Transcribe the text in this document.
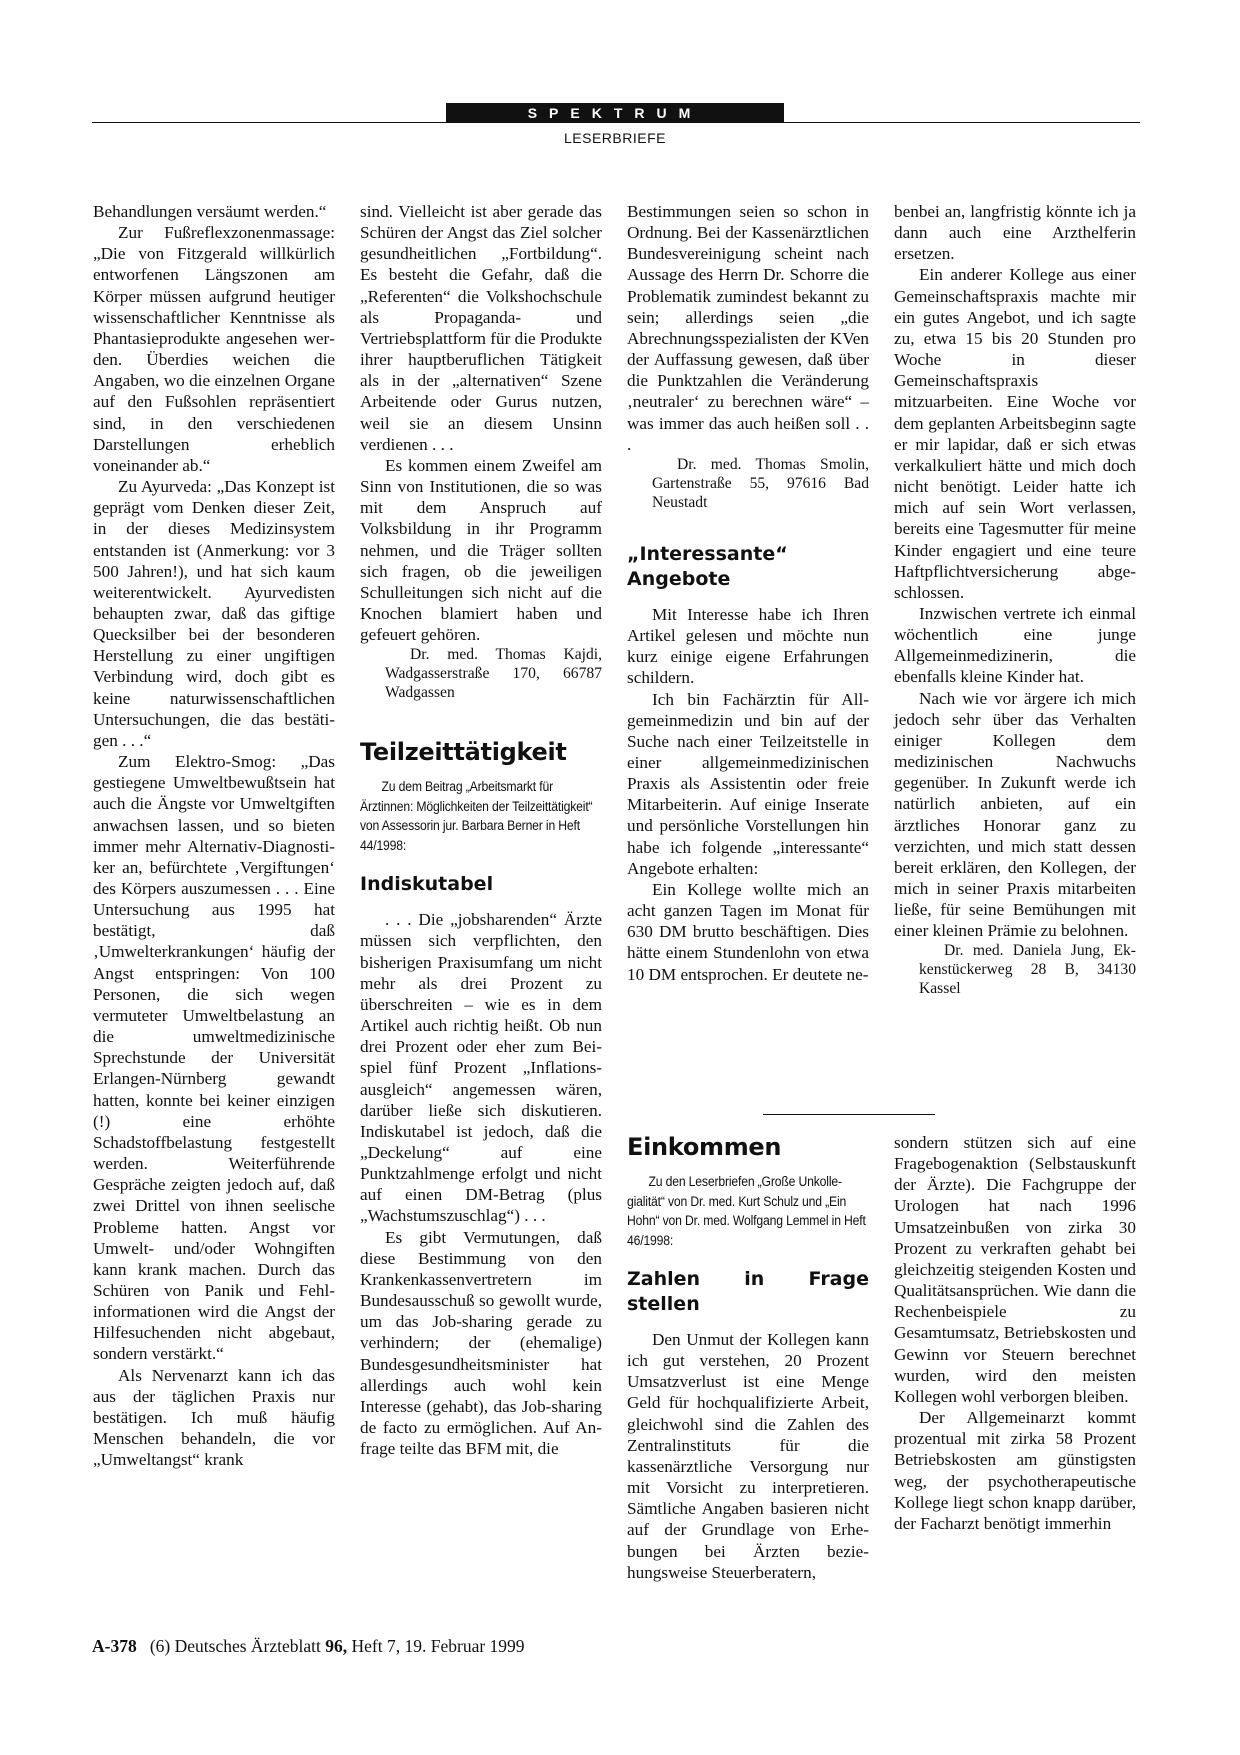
SPEKTRUM
LESERBRIEFE

Behandlungen versäumt werden.“

Zur Fußreflexzonenmassage: „Die von Fitzgerald willkürlich entworfenen Längszonen am Körper müssen aufgrund heutiger wissenschaftlicher Kenntnisse als Phantasieprodukte angesehen werden. Überdies weichen die Angaben, wo die einzelnen Organe auf den Fußsohlen repräsentiert sind, in den verschiedenen Darstellungen erheblich voneinander ab.“

Zu Ayurveda: „Das Konzept ist geprägt vom Denken dieser Zeit, in der dieses Medizinsystem entstanden ist (Anmerkung: vor 3 500 Jahren!), und hat sich kaum weiterentwickelt. Ayurvedisten behaupten zwar, daß das giftige Quecksilber bei der besonderen Herstellung zu einer ungiftigen Verbindung wird, doch gibt es keine naturwissenschaftlichen Untersuchungen, die das bestätigen . . .“

Zum Elektro-Smog: „Das gestiegene Umweltbewußtsein hat auch die Ängste vor Umweltgiften anwachsen lassen, und so bieten immer mehr Alternativ-Diagnostiker an, befürchtete ‚Vergiftungen‘ des Körpers auszumessen . . . Eine Untersuchung aus 1995 hat bestätigt, daß ‚Umwelterkrankungen‘ häufig der Angst entspringen: Von 100 Personen, die sich wegen vermuteter Umweltbelastung an die umweltmedizinische Sprechstunde der Universität Erlangen-Nürnberg gewandt hatten, konnte bei keiner einzigen (!) eine erhöhte Schadstoffbelastung festgestellt werden. Weiterführende Gespräche zeigten jedoch auf, daß zwei Drittel von ihnen seelische Probleme hatten. Angst vor Umwelt- und/oder Wohngiften kann krank machen. Durch das Schüren von Panik und Fehlinformationen wird die Angst der Hilfesuchenden nicht abgebaut, sondern verstärkt.“

Als Nervenarzt kann ich das aus der täglichen Praxis nur bestätigen. Ich muß häufig Menschen behandeln, die vor „Umweltangst“ krank

sind. Vielleicht ist aber gerade das Schüren der Angst das Ziel solcher gesundheitlichen „Fortbildung“. Es besteht die Gefahr, daß die „Referenten“ die Volkshochschule als Propaganda- und Vertriebsplattform für die Produkte ihrer hauptberuflichen Tätigkeit als in der „alternativen“ Szene Arbeitende oder Gurus nutzen, weil sie an diesem Unsinn verdienen . . .

Es kommen einem Zweifel am Sinn von Institutionen, die so was mit dem Anspruch auf Volksbildung in ihr Programm nehmen, und die Träger sollten sich fragen, ob die jeweiligen Schulleitungen sich nicht auf die Knochen blamiert haben und gefeuert gehören.

Dr. med. Thomas Kajdi, Wadgasserstraße 170, 66787 Wadgassen

Teilzeittätigkeit

Zu dem Beitrag „Arbeitsmarkt für Ärztinnen: Möglichkeiten der Teilzeittätigkeit“ von Assessorin jur. Barbara Berner in Heft 44/1998:

Indiskutabel

. . . Die „jobsharenden“ Ärzte müssen sich verpflichten, den bisherigen Praxisumfang um nicht mehr als drei Prozent zu überschreiten – wie es in dem Artikel auch richtig heißt. Ob nun drei Prozent oder eher zum Beispiel fünf Prozent „Inflationsausgleich“ angemessen wären, darüber ließe sich diskutieren. Indiskutabel ist jedoch, daß die „Deckelung“ auf eine Punktzahlmenge erfolgt und nicht auf einen DM-Betrag (plus „Wachstumszuschlag“) . . .

Es gibt Vermutungen, daß diese Bestimmung von den Krankenkassenvertretern im Bundesausschuß so gewollt wurde, um das Job-sharing gerade zu verhindern; der (ehemalige) Bundesgesundheitsminister hat allerdings auch wohl kein Interesse (gehabt), das Job-sharing de facto zu ermöglichen. Auf Anfrage teilte das BFM mit, die

Bestimmungen seien so schon in Ordnung. Bei der Kassenärztlichen Bundesvereinigung scheint nach Aussage des Herrn Dr. Schorre die Problematik zumindest bekannt zu sein; allerdings seien „die Abrechnungsspezialisten der KVen der Auffassung gewesen, daß über die Punktzahlen die Veränderung ‚neutraler‘ zu berechnen wäre“ – was immer das auch heißen soll . . .

Dr. med. Thomas Smolin, Gartenstraße 55, 97616 Bad Neustadt

„Interessante“
Angebote

Mit Interesse habe ich Ihren Artikel gelesen und möchte nun kurz einige eigene Erfahrungen schildern.

Ich bin Fachärztin für Allgemeinmedizin und bin auf der Suche nach einer Teilzeitstelle in einer allgemeinmedizinischen Praxis als Assistentin oder freie Mitarbeiterin. Auf einige Inserate und persönliche Vorstellungen hin habe ich folgende „interessante“ Angebote erhalten:

Ein Kollege wollte mich an acht ganzen Tagen im Monat für 630 DM brutto beschäftigen. Dies hätte einem Stundenlohn von etwa 10 DM entsprochen. Er deutete ne-

benbei an, langfristig könnte ich ja dann auch eine Arzthelferin ersetzen.

Ein anderer Kollege aus einer Gemeinschaftspraxis machte mir ein gutes Angebot, und ich sagte zu, etwa 15 bis 20 Stunden pro Woche in dieser Gemeinschaftspraxis mitzuarbeiten. Eine Woche vor dem geplanten Arbeitsbeginn sagte er mir lapidar, daß er sich etwas verkalkuliert hätte und mich doch nicht benötigt. Leider hatte ich mich auf sein Wort verlassen, bereits eine Tagesmutter für meine Kinder engagiert und eine teure Haftpflichtversicherung abgeschlossen.

Inzwischen vertrete ich einmal wöchentlich eine junge Allgemeinmedizinerin, die ebenfalls kleine Kinder hat.

Nach wie vor ärgere ich mich jedoch sehr über das Verhalten einiger Kollegen dem medizinischen Nachwuchs gegenüber. In Zukunft werde ich natürlich anbieten, auf ein ärztliches Honorar ganz zu verzichten, und mich statt dessen bereit erklären, den Kollegen, der mich in seiner Praxis mitarbeiten ließe, für seine Bemühungen mit einer kleinen Prämie zu belohnen.

Dr. med. Daniela Jung, Ekkenstückerweg 28 B, 34130 Kassel

Einkommen

Zu den Leserbriefen „Große Unkollegialität“ von Dr. med. Kurt Schulz und „Ein Hohn“ von Dr. med. Wolfgang Lemmel in Heft 46/1998:

Zahlen in Frage stellen

Den Unmut der Kollegen kann ich gut verstehen, 20 Prozent Umsatzverlust ist eine Menge Geld für hochqualifizierte Arbeit, gleichwohl sind die Zahlen des Zentralinstituts für die kassenärztliche Versorgung nur mit Vorsicht zu interpretieren. Sämtliche Angaben basieren nicht auf der Grundlage von Erhebungen bei Ärzten beziehungsweise Steuerberatern,

sondern stützen sich auf eine Fragebogenaktion (Selbstauskunft der Ärzte). Die Fachgruppe der Urologen hat nach 1996 Umsatzeinbußen von zirka 30 Prozent zu verkraften gehabt bei gleichzeitig steigenden Kosten und Qualitätsansprüchen. Wie dann die Rechenbeispiele zu Gesamtumsatz, Betriebskosten und Gewinn vor Steuern berechnet wurden, wird den meisten Kollegen wohl verborgen bleiben.

Der Allgemeinarzt kommt prozentual mit zirka 58 Prozent Betriebskosten am günstigsten weg, der psychotherapeutische Kollege liegt schon knapp darüber, der Facharzt benötigt immerhin

A-378 (6) Deutsches Ärzteblatt 96, Heft 7, 19. Februar 1999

Exercise aim
How many lines of the listing above include the word "Schüren"? Reply with the number alone.

Exercise response
2